[START OF Raw records]

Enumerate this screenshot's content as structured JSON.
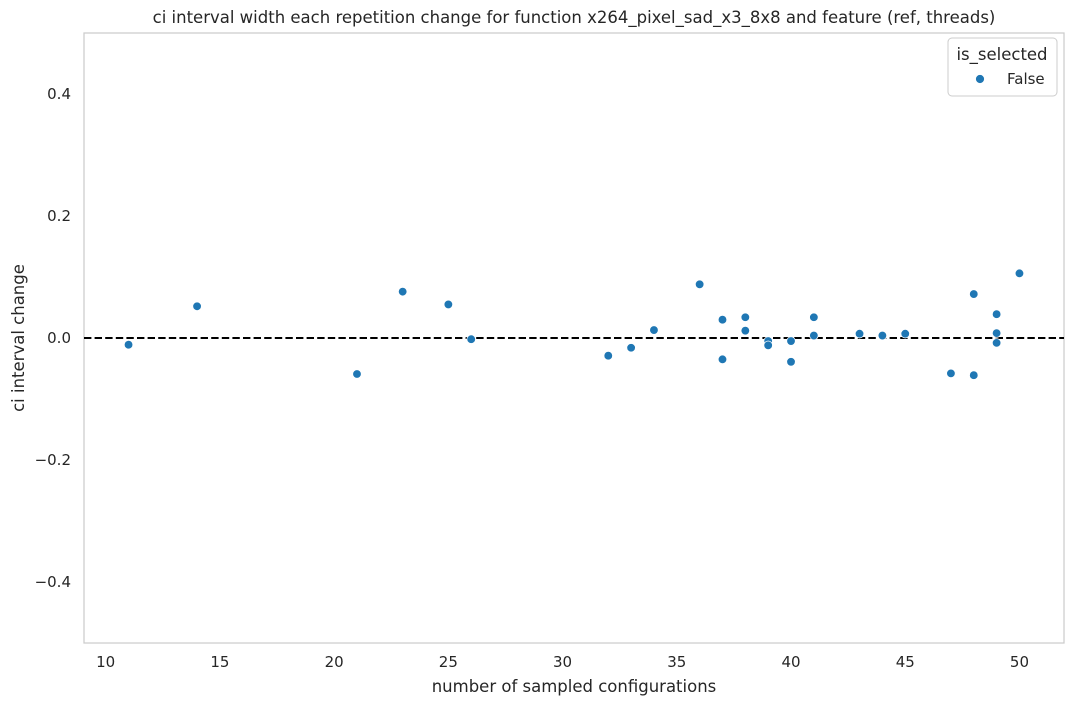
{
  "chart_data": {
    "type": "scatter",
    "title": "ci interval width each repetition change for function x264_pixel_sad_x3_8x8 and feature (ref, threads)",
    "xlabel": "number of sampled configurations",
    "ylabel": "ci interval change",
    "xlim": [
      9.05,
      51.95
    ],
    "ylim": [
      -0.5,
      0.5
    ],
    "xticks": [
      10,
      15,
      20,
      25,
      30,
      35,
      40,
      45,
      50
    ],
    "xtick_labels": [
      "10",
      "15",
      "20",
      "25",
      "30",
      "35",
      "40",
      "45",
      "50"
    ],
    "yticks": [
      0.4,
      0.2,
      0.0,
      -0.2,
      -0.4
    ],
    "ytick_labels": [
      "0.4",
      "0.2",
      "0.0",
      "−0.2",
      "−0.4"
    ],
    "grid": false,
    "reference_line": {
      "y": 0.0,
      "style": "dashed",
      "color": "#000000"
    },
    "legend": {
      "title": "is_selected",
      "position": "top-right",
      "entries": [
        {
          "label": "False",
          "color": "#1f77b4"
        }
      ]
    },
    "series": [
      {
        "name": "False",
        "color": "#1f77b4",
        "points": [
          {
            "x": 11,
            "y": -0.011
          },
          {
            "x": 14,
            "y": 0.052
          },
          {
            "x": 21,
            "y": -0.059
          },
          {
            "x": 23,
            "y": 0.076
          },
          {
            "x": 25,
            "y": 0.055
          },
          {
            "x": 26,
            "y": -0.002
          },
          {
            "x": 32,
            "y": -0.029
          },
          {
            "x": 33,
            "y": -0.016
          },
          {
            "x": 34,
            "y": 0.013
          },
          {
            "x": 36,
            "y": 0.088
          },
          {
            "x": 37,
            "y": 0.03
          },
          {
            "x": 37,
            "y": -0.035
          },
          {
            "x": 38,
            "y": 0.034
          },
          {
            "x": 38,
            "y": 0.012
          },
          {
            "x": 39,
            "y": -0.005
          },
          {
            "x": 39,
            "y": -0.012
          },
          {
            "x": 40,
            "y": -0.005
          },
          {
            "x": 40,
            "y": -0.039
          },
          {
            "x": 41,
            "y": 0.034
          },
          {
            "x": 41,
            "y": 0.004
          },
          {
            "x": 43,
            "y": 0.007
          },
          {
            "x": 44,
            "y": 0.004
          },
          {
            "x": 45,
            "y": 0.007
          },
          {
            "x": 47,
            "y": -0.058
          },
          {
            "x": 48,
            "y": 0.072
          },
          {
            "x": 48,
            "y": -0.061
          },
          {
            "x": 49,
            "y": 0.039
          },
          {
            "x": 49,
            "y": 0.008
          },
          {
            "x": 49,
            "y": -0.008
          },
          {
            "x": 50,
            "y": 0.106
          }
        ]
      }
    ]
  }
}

[END OF Raw records]

The request:
Count every line in the data where the string "title" occurs. Give nothing except the number.

Solved exercise:
2